» **Direction**
Reproduce the rows below character for character, from the very first row through the row that contains "keyword-input[interactable] <box>414 56", with both of those rows included.
## Start
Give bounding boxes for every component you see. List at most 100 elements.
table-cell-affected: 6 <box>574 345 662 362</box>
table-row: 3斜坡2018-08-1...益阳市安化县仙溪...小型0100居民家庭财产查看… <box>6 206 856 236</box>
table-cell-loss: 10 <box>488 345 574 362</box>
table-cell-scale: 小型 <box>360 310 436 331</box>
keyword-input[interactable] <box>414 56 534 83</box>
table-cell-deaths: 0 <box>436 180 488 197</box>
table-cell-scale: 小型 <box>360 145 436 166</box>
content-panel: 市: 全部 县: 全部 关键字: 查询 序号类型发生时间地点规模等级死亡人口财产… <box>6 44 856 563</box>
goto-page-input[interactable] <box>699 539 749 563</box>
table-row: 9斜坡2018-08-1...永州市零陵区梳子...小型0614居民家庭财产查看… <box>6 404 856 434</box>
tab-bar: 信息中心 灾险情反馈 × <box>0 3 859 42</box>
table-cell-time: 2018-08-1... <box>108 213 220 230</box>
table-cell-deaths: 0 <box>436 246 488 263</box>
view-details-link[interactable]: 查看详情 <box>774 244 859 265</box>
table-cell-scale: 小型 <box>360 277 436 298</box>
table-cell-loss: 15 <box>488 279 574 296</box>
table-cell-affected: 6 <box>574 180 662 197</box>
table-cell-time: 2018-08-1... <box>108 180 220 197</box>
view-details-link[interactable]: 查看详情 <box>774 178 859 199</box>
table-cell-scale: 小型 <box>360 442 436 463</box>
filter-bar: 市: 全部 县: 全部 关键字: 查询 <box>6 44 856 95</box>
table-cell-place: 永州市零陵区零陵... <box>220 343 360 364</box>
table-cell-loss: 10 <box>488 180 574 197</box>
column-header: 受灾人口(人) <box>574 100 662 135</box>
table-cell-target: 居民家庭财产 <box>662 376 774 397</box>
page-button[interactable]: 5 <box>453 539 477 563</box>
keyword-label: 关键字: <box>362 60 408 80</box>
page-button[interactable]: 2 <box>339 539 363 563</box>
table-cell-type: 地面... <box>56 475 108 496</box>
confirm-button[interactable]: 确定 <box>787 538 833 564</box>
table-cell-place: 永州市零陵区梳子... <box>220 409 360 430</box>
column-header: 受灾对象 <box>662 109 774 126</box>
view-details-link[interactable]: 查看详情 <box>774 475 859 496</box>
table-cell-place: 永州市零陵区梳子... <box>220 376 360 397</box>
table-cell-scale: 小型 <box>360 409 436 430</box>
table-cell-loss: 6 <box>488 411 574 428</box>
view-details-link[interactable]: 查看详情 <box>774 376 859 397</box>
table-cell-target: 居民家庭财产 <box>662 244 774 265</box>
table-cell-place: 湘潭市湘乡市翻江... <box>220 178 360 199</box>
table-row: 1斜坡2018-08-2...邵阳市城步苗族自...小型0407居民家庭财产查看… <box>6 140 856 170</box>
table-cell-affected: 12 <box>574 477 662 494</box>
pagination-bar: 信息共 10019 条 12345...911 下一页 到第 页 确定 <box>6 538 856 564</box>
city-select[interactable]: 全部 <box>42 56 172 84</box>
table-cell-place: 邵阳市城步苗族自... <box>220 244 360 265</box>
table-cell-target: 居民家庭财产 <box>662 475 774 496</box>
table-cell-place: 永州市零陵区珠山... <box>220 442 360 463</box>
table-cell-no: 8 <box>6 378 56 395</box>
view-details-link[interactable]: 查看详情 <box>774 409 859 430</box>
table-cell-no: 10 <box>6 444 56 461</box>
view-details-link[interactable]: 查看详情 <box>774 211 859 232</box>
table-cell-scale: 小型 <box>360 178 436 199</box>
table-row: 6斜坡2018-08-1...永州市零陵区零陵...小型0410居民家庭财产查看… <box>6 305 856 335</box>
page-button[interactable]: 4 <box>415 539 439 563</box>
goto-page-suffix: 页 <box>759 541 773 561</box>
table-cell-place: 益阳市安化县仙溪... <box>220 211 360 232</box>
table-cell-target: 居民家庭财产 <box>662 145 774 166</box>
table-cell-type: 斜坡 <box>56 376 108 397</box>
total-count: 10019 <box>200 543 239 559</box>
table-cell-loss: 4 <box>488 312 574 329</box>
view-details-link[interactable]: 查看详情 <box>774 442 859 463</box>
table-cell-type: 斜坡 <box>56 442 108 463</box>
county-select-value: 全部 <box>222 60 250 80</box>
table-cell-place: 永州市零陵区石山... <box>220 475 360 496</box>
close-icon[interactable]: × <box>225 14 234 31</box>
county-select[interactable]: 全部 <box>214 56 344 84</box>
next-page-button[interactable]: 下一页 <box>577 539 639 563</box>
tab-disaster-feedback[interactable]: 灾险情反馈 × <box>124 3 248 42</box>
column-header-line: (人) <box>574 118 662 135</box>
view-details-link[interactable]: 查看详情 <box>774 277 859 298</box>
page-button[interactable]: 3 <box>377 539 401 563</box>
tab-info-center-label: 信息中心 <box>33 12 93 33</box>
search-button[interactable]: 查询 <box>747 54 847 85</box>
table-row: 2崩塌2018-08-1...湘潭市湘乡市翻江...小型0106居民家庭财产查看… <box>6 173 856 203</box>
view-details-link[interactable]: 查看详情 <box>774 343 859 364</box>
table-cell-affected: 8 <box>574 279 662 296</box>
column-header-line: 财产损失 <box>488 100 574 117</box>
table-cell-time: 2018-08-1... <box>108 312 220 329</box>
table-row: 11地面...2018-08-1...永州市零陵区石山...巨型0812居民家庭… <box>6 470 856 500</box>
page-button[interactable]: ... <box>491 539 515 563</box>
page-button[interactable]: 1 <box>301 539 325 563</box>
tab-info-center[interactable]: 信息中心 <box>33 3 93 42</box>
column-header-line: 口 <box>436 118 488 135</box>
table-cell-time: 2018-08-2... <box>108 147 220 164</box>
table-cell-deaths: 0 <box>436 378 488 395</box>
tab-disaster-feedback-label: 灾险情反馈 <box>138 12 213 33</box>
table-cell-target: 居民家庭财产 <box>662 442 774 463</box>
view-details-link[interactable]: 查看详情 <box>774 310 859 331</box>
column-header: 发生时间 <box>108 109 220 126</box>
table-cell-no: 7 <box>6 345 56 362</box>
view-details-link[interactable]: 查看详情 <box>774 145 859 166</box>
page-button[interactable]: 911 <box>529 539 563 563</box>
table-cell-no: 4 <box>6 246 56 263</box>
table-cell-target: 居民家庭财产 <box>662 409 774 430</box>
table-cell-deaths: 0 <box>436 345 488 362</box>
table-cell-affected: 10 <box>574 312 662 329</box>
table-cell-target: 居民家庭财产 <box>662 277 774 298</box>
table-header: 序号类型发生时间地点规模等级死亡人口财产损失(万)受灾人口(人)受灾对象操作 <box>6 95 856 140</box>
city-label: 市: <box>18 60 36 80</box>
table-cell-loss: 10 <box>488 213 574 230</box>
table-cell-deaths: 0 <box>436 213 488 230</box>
## End
» **Solution to this exercise**
Give bounding boxes for every component you see. List at most 100 elements.
table-cell-affected: 6 <box>574 345 662 362</box>
table-row: 3斜坡2018-08-1...益阳市安化县仙溪...小型0100居民家庭财产查看… <box>6 206 856 236</box>
table-cell-loss: 10 <box>488 345 574 362</box>
table-cell-scale: 小型 <box>360 310 436 331</box>
keyword-input[interactable] <box>414 56 534 83</box>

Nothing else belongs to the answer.